▶ **Supplied material**:
>> START

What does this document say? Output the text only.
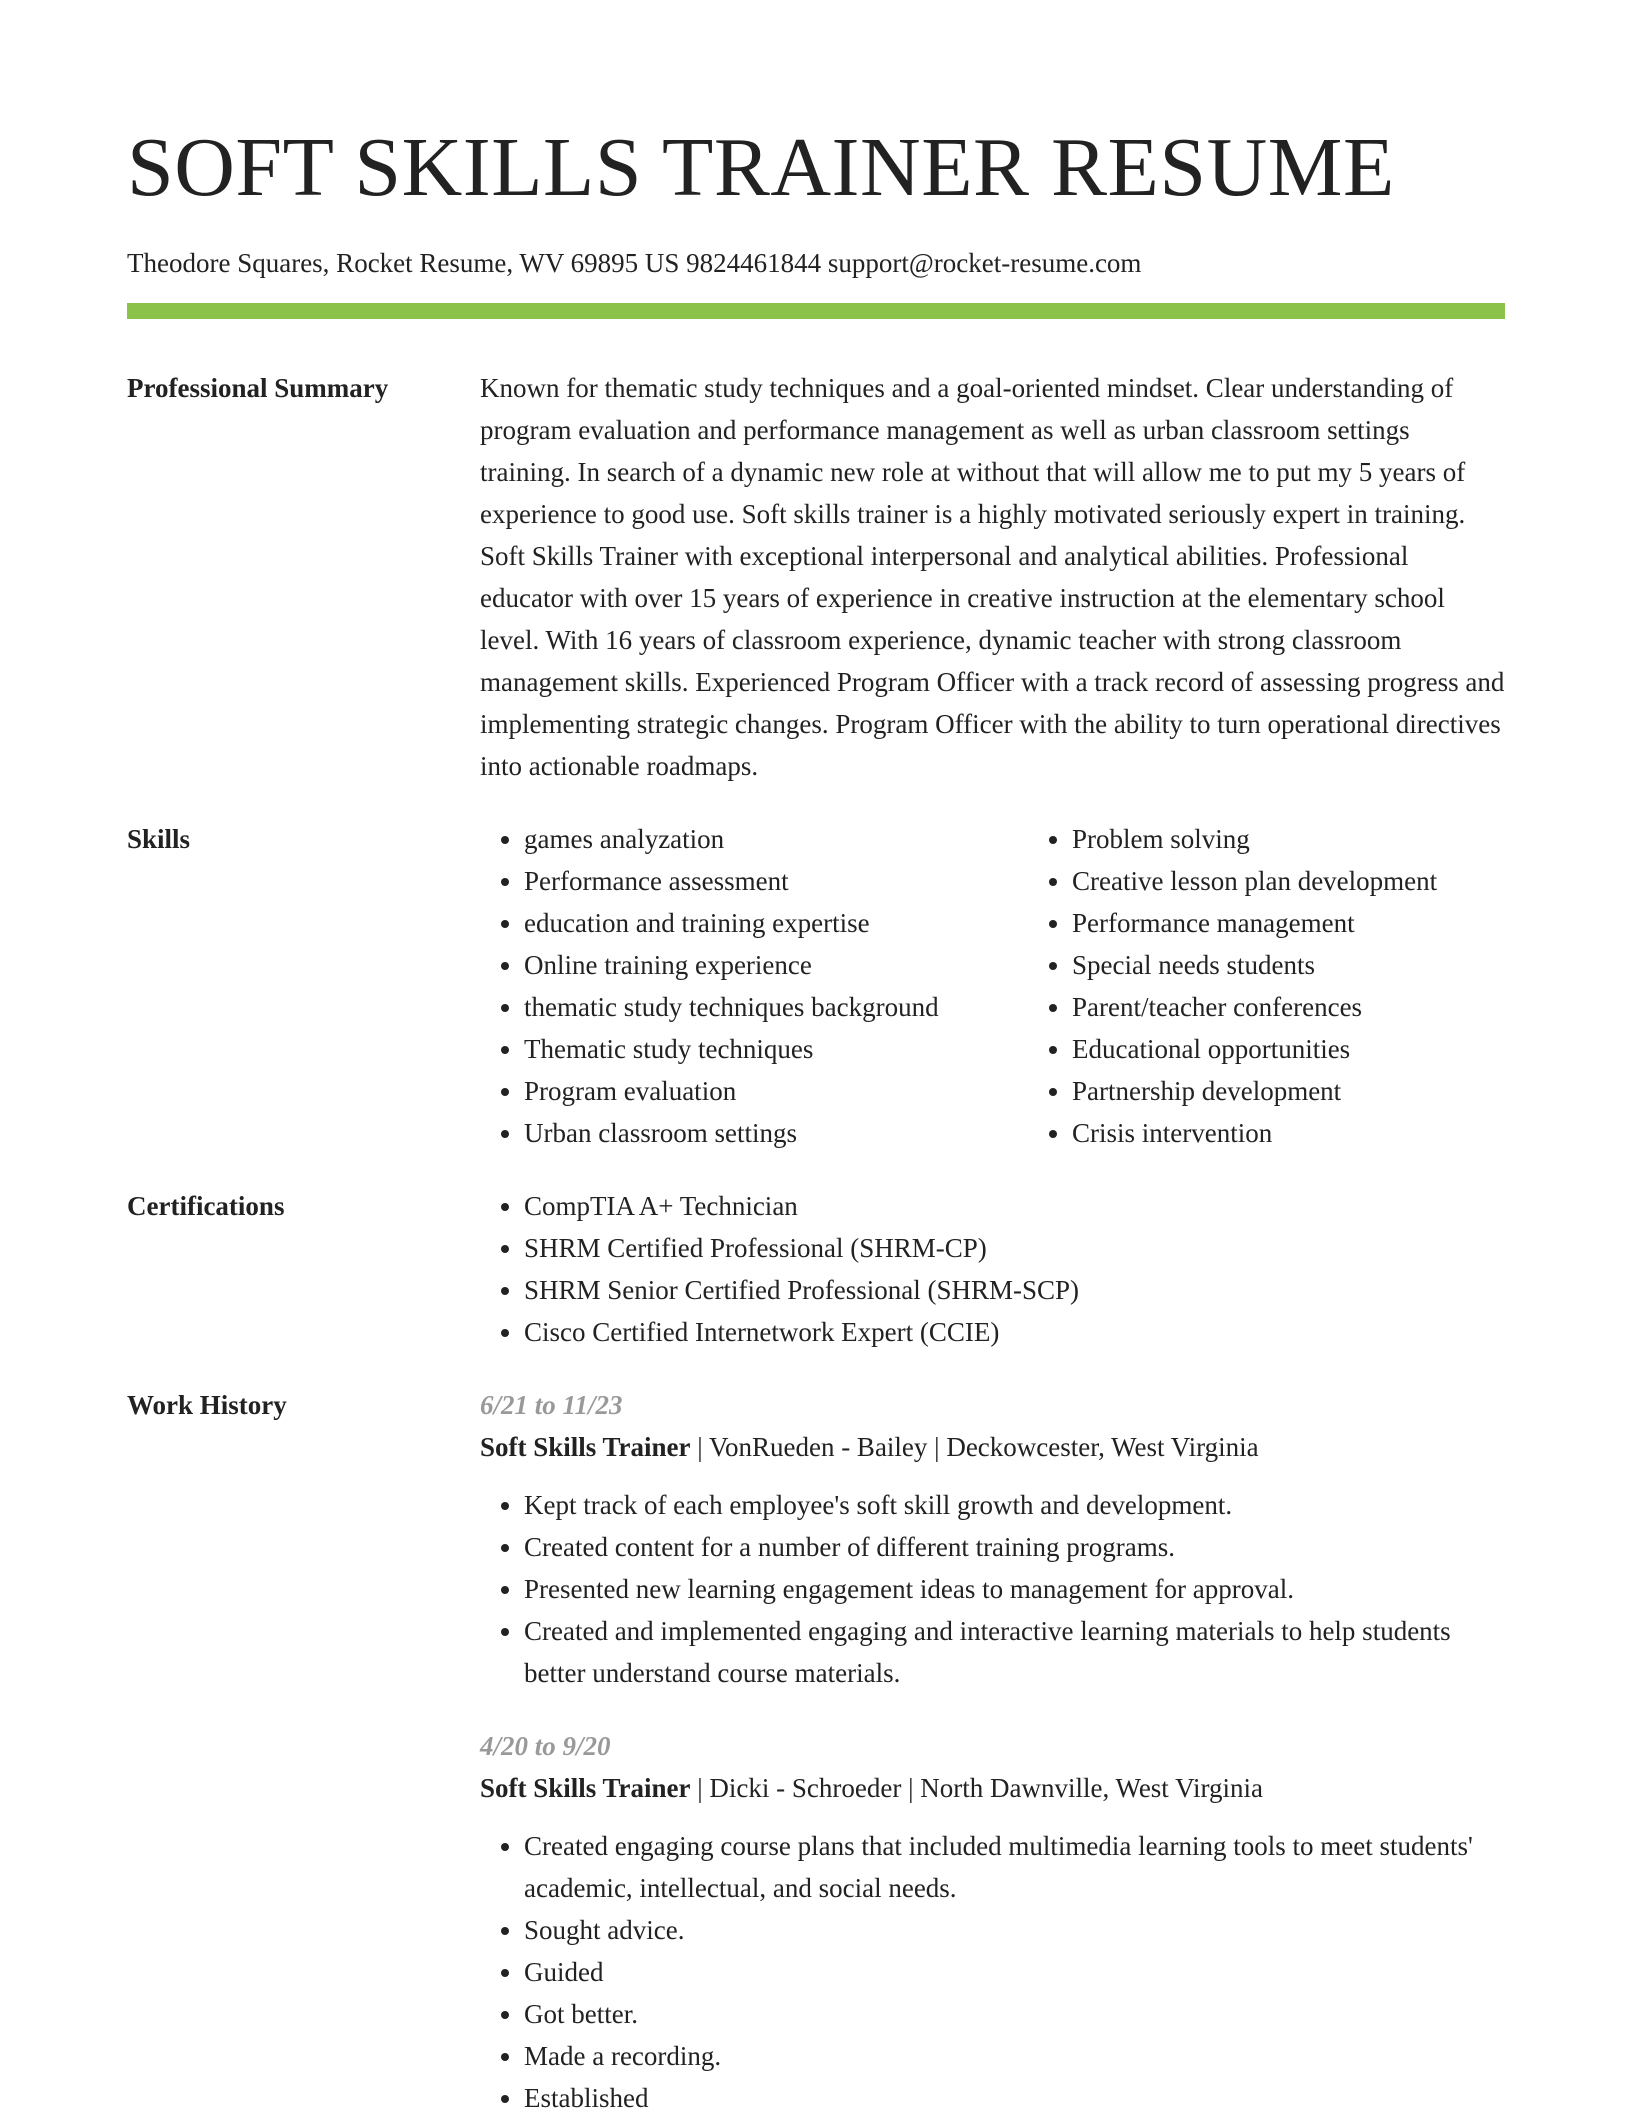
SOFT SKILLS TRAINER RESUME
Theodore Squares, Rocket Resume, WV 69895 US 9824461844 support@rocket-resume.com
Professional Summary	Known for thematic study techniques and a goal-oriented mindset. Clear understanding of program evaluation and performance management as well as urban classroom settings training. In search of a dynamic new role at without that will allow me to put my 5 years of experience to good use. Soft skills trainer is a highly motivated seriously expert in training. Soft Skills Trainer with exceptional interpersonal and analytical abilities. Professional educator with over 15 years of experience in creative instruction at the elementary school level. With 16 years of classroom experience, dynamic teacher with strong classroom management skills. Experienced Program Officer with a track record of assessing progress and implementing strategic changes. Program Officer with the ability to turn operational directives into actionable roadmaps.

Skills	• games analyzation
• Performance assessment
• education and training expertise
• Online training experience
• thematic study techniques background
• Thematic study techniques
• Program evaluation
• Urban classroom settings
• Problem solving
• Creative lesson plan development
• Performance management
• Special needs students
• Parent/teacher conferences
• Educational opportunities
• Partnership development
• Crisis intervention
Certifications	• CompTIA A+ Technician
• SHRM Certified Professional (SHRM-CP)
• SHRM Senior Certified Professional (SHRM-SCP)
• Cisco Certified Internetwork Expert (CCIE)
Work History	6/21 to 11/23
Soft Skills Trainer | VonRueden - Bailey | Deckowcester, West Virginia
• Kept track of each employee's soft skill growth and development.
• Created content for a number of different training programs.
• Presented new learning engagement ideas to management for approval.
• Created and implemented engaging and interactive learning materials to help students better understand course materials.
4/20 to 9/20
Soft Skills Trainer | Dicki - Schroeder | North Dawnville, West Virginia
• Created engaging course plans that included multimedia learning tools to meet students' academic, intellectual, and social needs.
• Sought advice.
• Guided
• Got better.
• Made a recording.
• Established
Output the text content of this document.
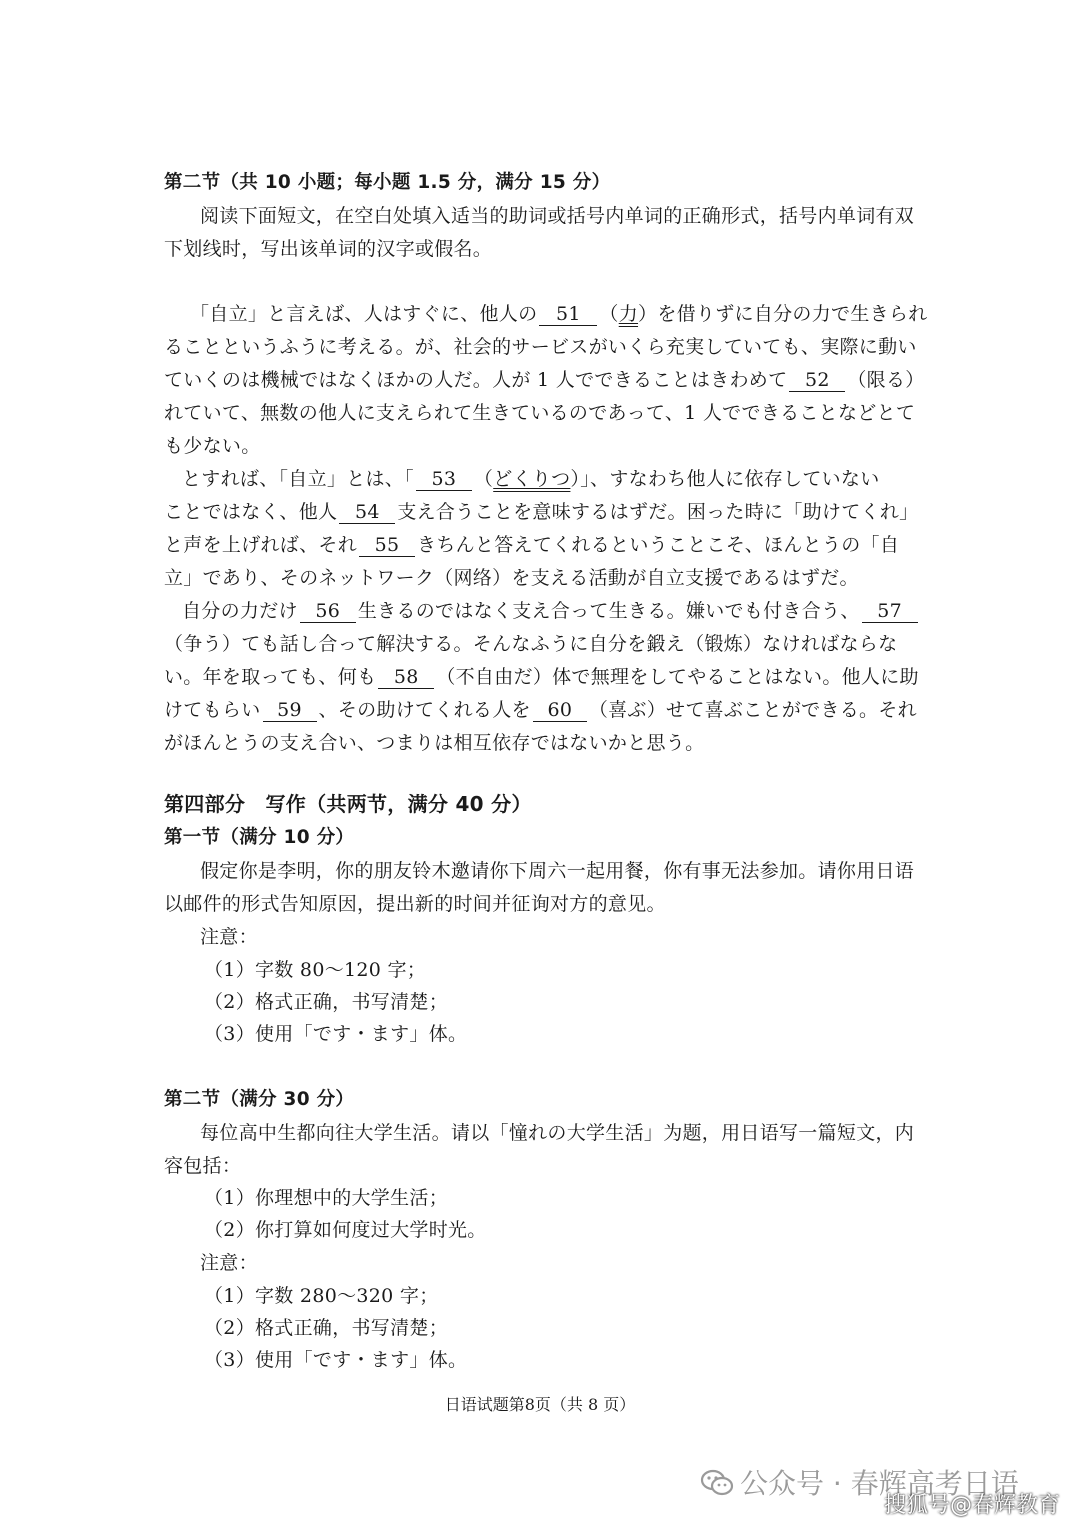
第二节（共 10 小题；每小题 1.5 分，满分 15 分）
阅读下面短文，在空白处填入适当的助词或括号内单词的正确形式，括号内单词有双
下划线时，写出该单词的汉字或假名。
「自立」と言えば、人はすぐに、他人の 51 （力）を借りずに自分の力で生きられ
ることというふうに考える。が、社会的サービスがいくら充実していても、実際に動い
ていくのは機械ではなくほかの人だ。人が 1 人でできることはきわめて 52 （限る）
れていて、無数の他人に支えられて生きているのであって、1 人でできることなどとて
も少ない。
とすれば、「自立」とは、「 53 （どくりつ）」、すなわち他人に依存していない
ことではなく、他人 54 支え合うことを意味するはずだ。困った時に「助けてくれ」
と声を上げれば、それ 55 きちんと答えてくれるということこそ、ほんとうの「自
立」であり、そのネットワーク（网络）を支える活動が自立支援であるはずだ。
自分の力だけ 56 生きるのではなく支え合って生きる。嫌いでも付き合う、 57
（争う）ても話し合って解決する。そんなふうに自分を鍛え（锻炼）なければならな
い。年を取っても、何も 58 （不自由だ）体で無理をしてやることはない。他人に助
けてもらい 59 、その助けてくれる人を 60 （喜ぶ）せて喜ぶことができる。それ
がほんとうの支え合い、つまりは相互依存ではないかと思う。
第四部分　写作（共两节，满分 40 分）
第一节（满分 10 分）
假定你是李明，你的朋友铃木邀请你下周六一起用餐，你有事无法参加。请你用日语
以邮件的形式告知原因，提出新的时间并征询对方的意见。
注意：
（1）字数 80～120 字；
（2）格式正确，书写清楚；
（3）使用「です・ます」体。
第二节（满分 30 分）
每位高中生都向往大学生活。请以「憧れの大学生活」为题，用日语写一篇短文，内
容包括：
（1）你理想中的大学生活；
（2）你打算如何度过大学时光。
注意：
（1）字数 280～320 字；
（2）格式正确，书写清楚；
（3）使用「です・ます」体。
日语试题第8页（共 8 页）
公众号 · 春辉高考日语
搜狐号@春辉教育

>> END

▶ **Your goal**: Within the data above, pick out all lines holding the word "students".

▶ **Answer to this task**:
• Special needs students
• Created and implemented engaging and interactive learning materials to help students better understand course materials.
• Created engaging course plans that included multimedia learning tools to meet students' academic, intellectual, and social needs.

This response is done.